Data shown start
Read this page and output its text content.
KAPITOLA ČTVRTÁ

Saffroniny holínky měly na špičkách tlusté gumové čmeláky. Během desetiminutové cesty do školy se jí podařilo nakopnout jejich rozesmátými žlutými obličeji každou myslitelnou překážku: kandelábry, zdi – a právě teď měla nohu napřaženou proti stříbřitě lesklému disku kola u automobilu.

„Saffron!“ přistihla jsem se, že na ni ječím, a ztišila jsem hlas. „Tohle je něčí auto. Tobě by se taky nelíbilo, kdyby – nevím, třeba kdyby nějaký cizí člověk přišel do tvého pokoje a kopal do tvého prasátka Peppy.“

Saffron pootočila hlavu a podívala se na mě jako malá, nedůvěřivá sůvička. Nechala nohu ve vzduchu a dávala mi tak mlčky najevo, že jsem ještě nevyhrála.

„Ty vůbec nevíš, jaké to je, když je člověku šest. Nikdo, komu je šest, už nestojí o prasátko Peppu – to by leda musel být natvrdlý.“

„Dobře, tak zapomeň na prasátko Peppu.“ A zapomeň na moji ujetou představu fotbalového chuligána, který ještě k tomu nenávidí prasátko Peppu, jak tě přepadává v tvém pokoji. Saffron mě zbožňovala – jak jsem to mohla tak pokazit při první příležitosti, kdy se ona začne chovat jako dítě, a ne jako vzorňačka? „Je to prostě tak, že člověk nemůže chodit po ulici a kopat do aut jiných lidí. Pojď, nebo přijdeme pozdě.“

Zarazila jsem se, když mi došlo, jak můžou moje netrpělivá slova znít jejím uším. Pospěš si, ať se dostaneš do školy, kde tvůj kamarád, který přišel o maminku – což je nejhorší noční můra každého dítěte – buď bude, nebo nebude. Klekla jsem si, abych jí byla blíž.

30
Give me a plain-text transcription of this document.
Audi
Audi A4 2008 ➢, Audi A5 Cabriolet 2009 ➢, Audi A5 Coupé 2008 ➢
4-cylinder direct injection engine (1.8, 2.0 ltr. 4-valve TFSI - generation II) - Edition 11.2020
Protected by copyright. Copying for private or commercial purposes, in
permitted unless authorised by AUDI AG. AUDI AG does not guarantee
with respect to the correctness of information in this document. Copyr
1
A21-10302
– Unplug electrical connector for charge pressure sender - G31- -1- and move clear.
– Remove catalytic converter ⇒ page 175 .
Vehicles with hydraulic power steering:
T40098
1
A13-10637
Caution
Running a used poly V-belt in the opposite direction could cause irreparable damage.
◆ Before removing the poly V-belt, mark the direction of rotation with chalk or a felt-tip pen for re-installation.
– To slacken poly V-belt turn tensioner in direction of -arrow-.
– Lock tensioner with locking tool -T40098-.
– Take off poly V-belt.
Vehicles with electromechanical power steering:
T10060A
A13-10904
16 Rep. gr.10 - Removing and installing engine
Data shown end
Task description -
Restate the data above exactly, keeping each word as it stands.

Answer to this problem -
Read this page and output its text content.
KAPITOLA ČTVRTÁ

Saffroniny holínky měly na špičkách tlusté gumové čmeláky. Během desetiminutové cesty do školy se jí podařilo nakopnout jejich rozesmátými žlutými obličeji každou myslitelnou překážku: kandelábry, zdi – a právě teď měla nohu napřaženou proti stříbřitě lesklému disku kola u automobilu.

„Saffron!“ přistihla jsem se, že na ni ječím, a ztišila jsem hlas. „Tohle je něčí auto. Tobě by se taky nelíbilo, kdyby – nevím, třeba kdyby nějaký cizí člověk přišel do tvého pokoje a kopal do tvého prasátka Peppy.“

Saffron pootočila hlavu a podívala se na mě jako malá, nedůvěřivá sůvička. Nechala nohu ve vzduchu a dávala mi tak mlčky najevo, že jsem ještě nevyhrála.

„Ty vůbec nevíš, jaké to je, když je člověku šest. Nikdo, komu je šest, už nestojí o prasátko Peppu – to by leda musel být natvrdlý.“

„Dobře, tak zapomeň na prasátko Peppu.“ A zapomeň na moji ujetou představu fotbalového chuligána, který ještě k tomu nenávidí prasátko Peppu, jak tě přepadává v tvém pokoji. Saffron mě zbožňovala – jak jsem to mohla tak pokazit při první příležitosti, kdy se ona začne chovat jako dítě, a ne jako vzorňačka? „Je to prostě tak, že člověk nemůže chodit po ulici a kopat do aut jiných lidí. Pojď, nebo přijdeme pozdě.“

Zarazila jsem se, když mi došlo, jak můžou moje netrpělivá slova znít jejím uším. Pospěš si, ať se dostaneš do školy, kde tvůj kamarád, který přišel o maminku – což je nejhorší noční můra každého dítěte – buď bude, nebo nebude. Klekla jsem si, abych jí byla blíž.

30
Give me a plain-text transcription of this document.
Audi
Audi A4 2008 ➢, Audi A5 Cabriolet 2009 ➢, Audi A5 Coupé 2008 ➢
4-cylinder direct injection engine (1.8, 2.0 ltr. 4-valve TFSI - generation II) - Edition 11.2020
Protected by copyright. Copying for private or commercial purposes, in
permitted unless authorised by AUDI AG. AUDI AG does not guarantee
with respect to the correctness of information in this document. Copyr
1
A21-10302
– Unplug electrical connector for charge pressure sender - G31- -1- and move clear.
– Remove catalytic converter ⇒ page 175 .
Vehicles with hydraulic power steering:
T40098
1
A13-10637
Caution
Running a used poly V-belt in the opposite direction could cause irreparable damage.
◆ Before removing the poly V-belt, mark the direction of rotation with chalk or a felt-tip pen for re-installation.
– To slacken poly V-belt turn tensioner in direction of -arrow-.
– Lock tensioner with locking tool -T40098-.
– Take off poly V-belt.
Vehicles with electromechanical power steering:
T10060A
A13-10904
16 Rep. gr.10 - Removing and installing engine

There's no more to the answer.